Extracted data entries
▬▬▬
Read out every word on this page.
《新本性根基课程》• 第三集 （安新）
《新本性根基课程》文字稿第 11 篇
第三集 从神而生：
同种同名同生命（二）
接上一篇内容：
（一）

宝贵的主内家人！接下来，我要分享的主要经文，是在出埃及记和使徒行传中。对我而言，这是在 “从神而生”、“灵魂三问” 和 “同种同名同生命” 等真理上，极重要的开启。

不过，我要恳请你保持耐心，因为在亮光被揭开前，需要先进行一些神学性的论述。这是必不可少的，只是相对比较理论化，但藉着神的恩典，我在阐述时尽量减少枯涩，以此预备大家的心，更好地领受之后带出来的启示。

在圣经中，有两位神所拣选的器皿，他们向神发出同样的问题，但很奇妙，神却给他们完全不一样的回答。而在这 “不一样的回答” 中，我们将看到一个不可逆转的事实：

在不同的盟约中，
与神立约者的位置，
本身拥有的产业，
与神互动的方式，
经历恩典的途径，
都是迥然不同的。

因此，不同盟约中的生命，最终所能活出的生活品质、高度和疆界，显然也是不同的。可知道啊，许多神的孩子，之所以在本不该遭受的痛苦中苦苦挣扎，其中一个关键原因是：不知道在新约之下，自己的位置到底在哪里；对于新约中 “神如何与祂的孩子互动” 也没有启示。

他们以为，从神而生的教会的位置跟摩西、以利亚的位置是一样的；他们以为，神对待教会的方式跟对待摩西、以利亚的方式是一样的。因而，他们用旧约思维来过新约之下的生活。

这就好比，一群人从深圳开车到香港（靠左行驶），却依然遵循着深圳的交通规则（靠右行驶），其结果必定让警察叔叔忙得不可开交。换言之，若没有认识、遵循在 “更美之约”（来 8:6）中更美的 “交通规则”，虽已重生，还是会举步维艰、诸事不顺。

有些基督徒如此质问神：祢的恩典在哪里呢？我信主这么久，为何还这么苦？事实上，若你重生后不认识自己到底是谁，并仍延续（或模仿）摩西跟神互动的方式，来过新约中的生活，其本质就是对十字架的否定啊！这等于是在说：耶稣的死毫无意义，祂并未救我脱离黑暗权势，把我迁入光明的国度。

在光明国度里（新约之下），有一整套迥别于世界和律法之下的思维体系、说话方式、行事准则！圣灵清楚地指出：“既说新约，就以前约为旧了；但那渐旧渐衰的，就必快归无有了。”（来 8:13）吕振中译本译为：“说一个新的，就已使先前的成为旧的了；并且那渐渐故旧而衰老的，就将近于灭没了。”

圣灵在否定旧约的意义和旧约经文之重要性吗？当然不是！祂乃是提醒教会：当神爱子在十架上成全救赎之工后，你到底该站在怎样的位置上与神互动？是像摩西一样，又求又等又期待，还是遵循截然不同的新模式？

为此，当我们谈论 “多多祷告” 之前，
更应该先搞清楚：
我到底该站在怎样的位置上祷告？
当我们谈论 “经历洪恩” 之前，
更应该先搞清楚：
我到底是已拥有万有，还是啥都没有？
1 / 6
▬▬▬
*The request*
Please quote the records above exactly, without skipping a line.

*Solution to this exercise*
Read out every word on this page.
《新本性根基课程》• 第三集 （安新）
《新本性根基课程》文字稿第 11 篇
第三集 从神而生：
同种同名同生命（二）
接上一篇内容：
（一）

宝贵的主内家人！接下来，我要分享的主要经文，是在出埃及记和使徒行传中。对我而言，这是在 “从神而生”、“灵魂三问” 和 “同种同名同生命” 等真理上，极重要的开启。

不过，我要恳请你保持耐心，因为在亮光被揭开前，需要先进行一些神学性的论述。这是必不可少的，只是相对比较理论化，但藉着神的恩典，我在阐述时尽量减少枯涩，以此预备大家的心，更好地领受之后带出来的启示。

在圣经中，有两位神所拣选的器皿，他们向神发出同样的问题，但很奇妙，神却给他们完全不一样的回答。而在这 “不一样的回答” 中，我们将看到一个不可逆转的事实：

在不同的盟约中，
与神立约者的位置，
本身拥有的产业，
与神互动的方式，
经历恩典的途径，
都是迥然不同的。

因此，不同盟约中的生命，最终所能活出的生活品质、高度和疆界，显然也是不同的。可知道啊，许多神的孩子，之所以在本不该遭受的痛苦中苦苦挣扎，其中一个关键原因是：不知道在新约之下，自己的位置到底在哪里；对于新约中 “神如何与祂的孩子互动” 也没有启示。

他们以为，从神而生的教会的位置跟摩西、以利亚的位置是一样的；他们以为，神对待教会的方式跟对待摩西、以利亚的方式是一样的。因而，他们用旧约思维来过新约之下的生活。

这就好比，一群人从深圳开车到香港（靠左行驶），却依然遵循着深圳的交通规则（靠右行驶），其结果必定让警察叔叔忙得不可开交。换言之，若没有认识、遵循在 “更美之约”（来 8:6）中更美的 “交通规则”，虽已重生，还是会举步维艰、诸事不顺。

有些基督徒如此质问神：祢的恩典在哪里呢？我信主这么久，为何还这么苦？事实上，若你重生后不认识自己到底是谁，并仍延续（或模仿）摩西跟神互动的方式，来过新约中的生活，其本质就是对十字架的否定啊！这等于是在说：耶稣的死毫无意义，祂并未救我脱离黑暗权势，把我迁入光明的国度。

在光明国度里（新约之下），有一整套迥别于世界和律法之下的思维体系、说话方式、行事准则！圣灵清楚地指出：“既说新约，就以前约为旧了；但那渐旧渐衰的，就必快归无有了。”（来 8:13）吕振中译本译为：“说一个新的，就已使先前的成为旧的了；并且那渐渐故旧而衰老的，就将近于灭没了。”

圣灵在否定旧约的意义和旧约经文之重要性吗？当然不是！祂乃是提醒教会：当神爱子在十架上成全救赎之工后，你到底该站在怎样的位置上与神互动？是像摩西一样，又求又等又期待，还是遵循截然不同的新模式？

为此，当我们谈论 “多多祷告” 之前，
更应该先搞清楚：
我到底该站在怎样的位置上祷告？
当我们谈论 “经历洪恩” 之前，
更应该先搞清楚：
我到底是已拥有万有，还是啥都没有？
1 / 6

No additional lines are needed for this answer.